● **Exercise goal**:
Nothing other than an exact copy of the records should be returned.

═══ Source records

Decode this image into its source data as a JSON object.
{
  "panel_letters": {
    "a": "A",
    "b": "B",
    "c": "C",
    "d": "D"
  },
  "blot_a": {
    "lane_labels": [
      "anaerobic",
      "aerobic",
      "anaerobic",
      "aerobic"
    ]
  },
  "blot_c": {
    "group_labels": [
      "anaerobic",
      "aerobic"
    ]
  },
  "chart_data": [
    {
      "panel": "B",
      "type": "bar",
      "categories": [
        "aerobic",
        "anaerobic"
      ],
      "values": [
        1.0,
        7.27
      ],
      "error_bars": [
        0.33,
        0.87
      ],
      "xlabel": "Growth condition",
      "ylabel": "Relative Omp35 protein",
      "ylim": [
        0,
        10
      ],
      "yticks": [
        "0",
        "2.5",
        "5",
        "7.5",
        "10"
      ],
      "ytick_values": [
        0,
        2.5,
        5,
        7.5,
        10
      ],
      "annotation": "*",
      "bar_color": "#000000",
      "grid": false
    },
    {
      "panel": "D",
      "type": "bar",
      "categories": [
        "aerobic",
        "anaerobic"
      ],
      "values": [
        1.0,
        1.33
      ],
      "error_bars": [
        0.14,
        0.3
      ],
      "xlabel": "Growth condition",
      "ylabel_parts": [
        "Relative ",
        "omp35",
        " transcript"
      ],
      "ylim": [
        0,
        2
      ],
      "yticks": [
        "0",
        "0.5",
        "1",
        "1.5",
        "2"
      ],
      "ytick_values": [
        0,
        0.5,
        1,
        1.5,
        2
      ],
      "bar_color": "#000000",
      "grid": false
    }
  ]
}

══════

● **Solution to this problem**:
Decode this image into its source data as a JSON object.
{
  "panel_letters": {
    "a": "A",
    "b": "B",
    "c": "C",
    "d": "D"
  },
  "blot_a": {
    "lane_labels": [
      "anaerobic",
      "aerobic",
      "anaerobic",
      "aerobic"
    ]
  },
  "blot_c": {
    "group_labels": [
      "anaerobic",
      "aerobic"
    ]
  },
  "chart_data": [
    {
      "panel": "B",
      "type": "bar",
      "categories": [
        "aerobic",
        "anaerobic"
      ],
      "values": [
        1.0,
        7.27
      ],
      "error_bars": [
        0.33,
        0.87
      ],
      "xlabel": "Growth condition",
      "ylabel": "Relative Omp35 protein",
      "ylim": [
        0,
        10
      ],
      "yticks": [
        "0",
        "2.5",
        "5",
        "7.5",
        "10"
      ],
      "ytick_values": [
        0,
        2.5,
        5,
        7.5,
        10
      ],
      "annotation": "*",
      "bar_color": "#000000",
      "grid": false
    },
    {
      "panel": "D",
      "type": "bar",
      "categories": [
        "aerobic",
        "anaerobic"
      ],
      "values": [
        1.0,
        1.33
      ],
      "error_bars": [
        0.14,
        0.3
      ],
      "xlabel": "Growth condition",
      "ylabel_parts": [
        "Relative ",
        "omp35",
        " transcript"
      ],
      "ylim": [
        0,
        2
      ],
      "yticks": [
        "0",
        "0.5",
        "1",
        "1.5",
        "2"
      ],
      "ytick_values": [
        0,
        0.5,
        1,
        1.5,
        2
      ],
      "bar_color": "#000000",
      "grid": false
    }
  ]
}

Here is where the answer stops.